- Hinweise und Anforderungen:
Kannst du in den Datensätzen vom Anfang bis einschließlich der Zeile mit „Text: Claim: Claim — [428, 239, 466, 253]“ jedes „Refund“ durch „Rebate“ ersetzen und diese Zeilen sonst unverändert wiedergeben?

Einträge aus einer Sammlung:
++++
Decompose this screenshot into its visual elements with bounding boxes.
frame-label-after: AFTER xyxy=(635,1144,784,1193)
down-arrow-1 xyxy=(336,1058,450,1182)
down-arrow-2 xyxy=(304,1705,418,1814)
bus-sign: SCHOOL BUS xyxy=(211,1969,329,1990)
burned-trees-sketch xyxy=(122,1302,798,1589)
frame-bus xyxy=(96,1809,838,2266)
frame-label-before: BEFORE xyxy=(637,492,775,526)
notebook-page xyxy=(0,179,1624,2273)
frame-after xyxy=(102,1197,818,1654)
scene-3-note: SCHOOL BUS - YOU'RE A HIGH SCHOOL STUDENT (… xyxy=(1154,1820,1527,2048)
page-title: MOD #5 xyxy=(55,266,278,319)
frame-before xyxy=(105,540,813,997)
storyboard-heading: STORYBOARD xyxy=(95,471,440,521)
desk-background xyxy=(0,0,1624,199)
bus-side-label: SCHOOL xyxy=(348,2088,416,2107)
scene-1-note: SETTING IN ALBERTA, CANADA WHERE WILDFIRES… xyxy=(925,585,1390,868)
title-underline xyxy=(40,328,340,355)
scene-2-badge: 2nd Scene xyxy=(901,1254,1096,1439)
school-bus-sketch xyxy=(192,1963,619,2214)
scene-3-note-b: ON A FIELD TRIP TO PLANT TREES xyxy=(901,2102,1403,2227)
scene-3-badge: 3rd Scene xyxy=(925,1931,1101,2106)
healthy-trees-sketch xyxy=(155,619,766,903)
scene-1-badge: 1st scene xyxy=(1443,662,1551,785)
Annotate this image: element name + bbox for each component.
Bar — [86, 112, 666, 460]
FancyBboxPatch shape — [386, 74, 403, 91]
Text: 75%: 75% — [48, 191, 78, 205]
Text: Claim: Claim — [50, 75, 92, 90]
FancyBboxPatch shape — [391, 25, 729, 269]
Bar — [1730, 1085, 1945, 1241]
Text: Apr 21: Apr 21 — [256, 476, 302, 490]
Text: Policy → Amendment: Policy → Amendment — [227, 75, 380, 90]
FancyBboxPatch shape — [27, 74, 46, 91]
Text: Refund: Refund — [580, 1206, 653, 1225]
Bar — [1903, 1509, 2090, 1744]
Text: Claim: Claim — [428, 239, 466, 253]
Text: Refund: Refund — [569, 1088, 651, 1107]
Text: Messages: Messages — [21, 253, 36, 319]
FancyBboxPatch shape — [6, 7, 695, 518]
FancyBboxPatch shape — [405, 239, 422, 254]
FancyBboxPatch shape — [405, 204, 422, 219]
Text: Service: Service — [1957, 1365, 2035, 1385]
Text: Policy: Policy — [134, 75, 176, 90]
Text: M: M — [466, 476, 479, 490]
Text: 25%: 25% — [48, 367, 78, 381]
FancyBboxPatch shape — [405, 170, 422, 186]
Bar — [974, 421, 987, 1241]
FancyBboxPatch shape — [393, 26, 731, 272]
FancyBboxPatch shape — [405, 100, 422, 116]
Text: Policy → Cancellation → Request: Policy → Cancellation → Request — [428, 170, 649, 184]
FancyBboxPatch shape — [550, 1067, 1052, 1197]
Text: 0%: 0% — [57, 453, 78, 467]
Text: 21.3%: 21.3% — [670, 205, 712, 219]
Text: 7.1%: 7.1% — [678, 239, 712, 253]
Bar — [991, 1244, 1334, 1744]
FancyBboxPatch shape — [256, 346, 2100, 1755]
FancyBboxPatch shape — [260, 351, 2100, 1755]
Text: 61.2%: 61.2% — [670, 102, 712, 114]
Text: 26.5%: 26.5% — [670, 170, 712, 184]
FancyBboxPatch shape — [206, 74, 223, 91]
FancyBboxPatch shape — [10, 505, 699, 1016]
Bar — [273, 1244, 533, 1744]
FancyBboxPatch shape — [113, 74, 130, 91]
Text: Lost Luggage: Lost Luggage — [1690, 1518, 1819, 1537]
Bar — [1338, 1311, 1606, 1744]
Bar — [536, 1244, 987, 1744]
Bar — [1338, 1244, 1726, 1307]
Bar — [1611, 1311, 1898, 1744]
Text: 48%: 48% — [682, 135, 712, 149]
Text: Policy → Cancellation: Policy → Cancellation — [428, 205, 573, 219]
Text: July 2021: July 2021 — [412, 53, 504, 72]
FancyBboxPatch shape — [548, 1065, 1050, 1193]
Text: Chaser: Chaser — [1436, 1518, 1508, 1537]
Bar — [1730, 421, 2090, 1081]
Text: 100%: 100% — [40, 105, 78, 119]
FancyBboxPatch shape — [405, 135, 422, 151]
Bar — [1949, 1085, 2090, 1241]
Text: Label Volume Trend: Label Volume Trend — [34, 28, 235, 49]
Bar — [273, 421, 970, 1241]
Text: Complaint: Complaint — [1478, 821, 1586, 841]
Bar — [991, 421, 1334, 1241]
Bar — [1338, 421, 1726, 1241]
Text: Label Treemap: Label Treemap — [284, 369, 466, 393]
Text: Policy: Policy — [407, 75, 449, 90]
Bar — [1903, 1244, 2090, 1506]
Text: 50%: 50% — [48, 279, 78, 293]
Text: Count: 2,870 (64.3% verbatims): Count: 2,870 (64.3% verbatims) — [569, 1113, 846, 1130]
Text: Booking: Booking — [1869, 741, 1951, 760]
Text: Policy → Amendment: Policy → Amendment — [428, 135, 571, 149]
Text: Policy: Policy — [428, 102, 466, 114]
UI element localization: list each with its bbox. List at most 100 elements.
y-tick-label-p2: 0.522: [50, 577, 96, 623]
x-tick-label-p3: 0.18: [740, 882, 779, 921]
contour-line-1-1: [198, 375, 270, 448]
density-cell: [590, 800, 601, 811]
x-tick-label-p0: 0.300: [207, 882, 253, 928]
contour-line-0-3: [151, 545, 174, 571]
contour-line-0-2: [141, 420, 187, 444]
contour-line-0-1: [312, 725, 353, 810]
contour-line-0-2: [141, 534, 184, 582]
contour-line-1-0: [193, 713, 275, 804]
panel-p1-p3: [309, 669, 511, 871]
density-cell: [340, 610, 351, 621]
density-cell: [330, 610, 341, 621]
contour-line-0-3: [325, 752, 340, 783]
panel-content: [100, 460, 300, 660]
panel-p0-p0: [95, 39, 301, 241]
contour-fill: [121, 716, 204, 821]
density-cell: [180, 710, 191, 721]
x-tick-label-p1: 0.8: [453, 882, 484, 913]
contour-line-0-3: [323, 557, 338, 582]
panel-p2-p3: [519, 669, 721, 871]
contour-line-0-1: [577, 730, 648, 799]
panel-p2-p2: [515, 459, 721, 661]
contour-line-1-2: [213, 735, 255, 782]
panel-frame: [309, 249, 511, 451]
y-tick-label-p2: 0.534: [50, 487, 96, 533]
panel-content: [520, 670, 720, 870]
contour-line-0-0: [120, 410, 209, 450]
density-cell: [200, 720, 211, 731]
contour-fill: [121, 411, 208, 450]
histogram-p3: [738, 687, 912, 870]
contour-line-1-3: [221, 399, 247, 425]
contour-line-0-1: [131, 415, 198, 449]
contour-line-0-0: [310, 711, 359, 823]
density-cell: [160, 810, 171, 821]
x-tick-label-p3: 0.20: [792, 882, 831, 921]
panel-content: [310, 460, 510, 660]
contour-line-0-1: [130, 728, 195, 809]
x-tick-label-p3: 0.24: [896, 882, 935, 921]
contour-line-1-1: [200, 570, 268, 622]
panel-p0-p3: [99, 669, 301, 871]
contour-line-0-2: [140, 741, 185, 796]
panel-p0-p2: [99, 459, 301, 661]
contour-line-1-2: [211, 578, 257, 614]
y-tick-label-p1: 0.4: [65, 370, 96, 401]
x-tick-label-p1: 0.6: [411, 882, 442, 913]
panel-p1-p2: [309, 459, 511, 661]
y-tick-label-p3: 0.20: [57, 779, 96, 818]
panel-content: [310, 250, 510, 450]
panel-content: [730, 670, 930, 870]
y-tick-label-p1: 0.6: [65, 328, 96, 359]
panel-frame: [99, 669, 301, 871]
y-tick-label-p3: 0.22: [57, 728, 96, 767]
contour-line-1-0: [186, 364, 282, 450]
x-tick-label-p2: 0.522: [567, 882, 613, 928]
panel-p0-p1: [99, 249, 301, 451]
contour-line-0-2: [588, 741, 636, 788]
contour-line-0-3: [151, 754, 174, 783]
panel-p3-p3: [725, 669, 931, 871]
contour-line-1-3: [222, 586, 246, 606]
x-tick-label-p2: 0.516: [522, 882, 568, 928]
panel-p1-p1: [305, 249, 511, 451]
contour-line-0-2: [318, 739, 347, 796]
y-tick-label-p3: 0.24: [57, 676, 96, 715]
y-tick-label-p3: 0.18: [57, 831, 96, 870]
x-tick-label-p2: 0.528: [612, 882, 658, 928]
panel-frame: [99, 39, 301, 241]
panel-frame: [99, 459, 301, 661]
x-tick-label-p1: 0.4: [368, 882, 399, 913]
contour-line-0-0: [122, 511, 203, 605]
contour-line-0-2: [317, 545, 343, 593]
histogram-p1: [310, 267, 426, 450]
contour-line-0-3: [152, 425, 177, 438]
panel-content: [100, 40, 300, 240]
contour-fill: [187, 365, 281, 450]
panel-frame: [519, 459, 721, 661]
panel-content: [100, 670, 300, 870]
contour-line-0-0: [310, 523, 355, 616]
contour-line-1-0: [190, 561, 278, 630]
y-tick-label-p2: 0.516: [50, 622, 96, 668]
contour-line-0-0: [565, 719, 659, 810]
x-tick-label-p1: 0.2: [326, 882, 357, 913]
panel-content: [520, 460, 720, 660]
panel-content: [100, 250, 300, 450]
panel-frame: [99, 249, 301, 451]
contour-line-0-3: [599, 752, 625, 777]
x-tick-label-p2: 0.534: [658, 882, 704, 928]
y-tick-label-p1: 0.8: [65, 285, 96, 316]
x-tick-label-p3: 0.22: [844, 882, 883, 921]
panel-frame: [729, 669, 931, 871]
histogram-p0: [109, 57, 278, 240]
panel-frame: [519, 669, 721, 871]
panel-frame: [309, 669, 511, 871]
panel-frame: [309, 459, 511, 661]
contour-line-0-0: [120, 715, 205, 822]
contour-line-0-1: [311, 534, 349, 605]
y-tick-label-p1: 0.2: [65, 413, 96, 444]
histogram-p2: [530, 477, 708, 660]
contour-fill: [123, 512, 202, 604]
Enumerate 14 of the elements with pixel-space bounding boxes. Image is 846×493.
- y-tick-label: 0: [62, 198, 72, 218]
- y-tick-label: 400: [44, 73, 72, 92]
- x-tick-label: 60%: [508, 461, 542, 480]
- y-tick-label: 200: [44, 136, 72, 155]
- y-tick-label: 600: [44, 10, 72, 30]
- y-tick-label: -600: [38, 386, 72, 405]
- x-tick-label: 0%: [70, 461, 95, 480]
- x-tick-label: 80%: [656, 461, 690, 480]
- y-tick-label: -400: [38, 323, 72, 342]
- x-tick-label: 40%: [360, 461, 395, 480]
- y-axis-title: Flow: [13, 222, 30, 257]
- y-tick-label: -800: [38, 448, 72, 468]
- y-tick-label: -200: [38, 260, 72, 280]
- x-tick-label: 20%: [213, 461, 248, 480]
++++
- Ergebnis dieser Aufgabe:
Decompose this screenshot into its visual elements with bounding boxes.
frame-label-after: AFTER xyxy=(635,1144,784,1193)
down-arrow-1 xyxy=(336,1058,450,1182)
down-arrow-2 xyxy=(304,1705,418,1814)
bus-sign: SCHOOL BUS xyxy=(211,1969,329,1990)
burned-trees-sketch xyxy=(122,1302,798,1589)
frame-bus xyxy=(96,1809,838,2266)
frame-label-before: BEFORE xyxy=(637,492,775,526)
notebook-page xyxy=(0,179,1624,2273)
frame-after xyxy=(102,1197,818,1654)
scene-3-note: SCHOOL BUS - YOU'RE A HIGH SCHOOL STUDENT (… xyxy=(1154,1820,1527,2048)
page-title: MOD #5 xyxy=(55,266,278,319)
frame-before xyxy=(105,540,813,997)
storyboard-heading: STORYBOARD xyxy=(95,471,440,521)
desk-background xyxy=(0,0,1624,199)
bus-side-label: SCHOOL xyxy=(348,2088,416,2107)
scene-1-note: SETTING IN ALBERTA, CANADA WHERE WILDFIRES… xyxy=(925,585,1390,868)
title-underline xyxy=(40,328,340,355)
scene-2-badge: 2nd Scene xyxy=(901,1254,1096,1439)
school-bus-sketch xyxy=(192,1963,619,2214)
scene-3-note-b: ON A FIELD TRIP TO PLANT TREES xyxy=(901,2102,1403,2227)
scene-3-badge: 3rd Scene xyxy=(925,1931,1101,2106)
healthy-trees-sketch xyxy=(155,619,766,903)
scene-1-badge: 1st scene xyxy=(1443,662,1551,785)
Annotate this image: element name + bbox for each component.
Bar — [86, 112, 666, 460]
FancyBboxPatch shape — [386, 74, 403, 91]
Text: 75%: 75% — [48, 191, 78, 205]
Text: Claim: Claim — [50, 75, 92, 90]
FancyBboxPatch shape — [391, 25, 729, 269]
Bar — [1730, 1085, 1945, 1241]
Text: Apr 21: Apr 21 — [256, 476, 302, 490]
Text: Policy → Amendment: Policy → Amendment — [227, 75, 380, 90]
FancyBboxPatch shape — [27, 74, 46, 91]
Text: Rebate: Rebate — [580, 1206, 653, 1225]
Bar — [1903, 1509, 2090, 1744]
Text: Claim: Claim — [428, 239, 466, 253]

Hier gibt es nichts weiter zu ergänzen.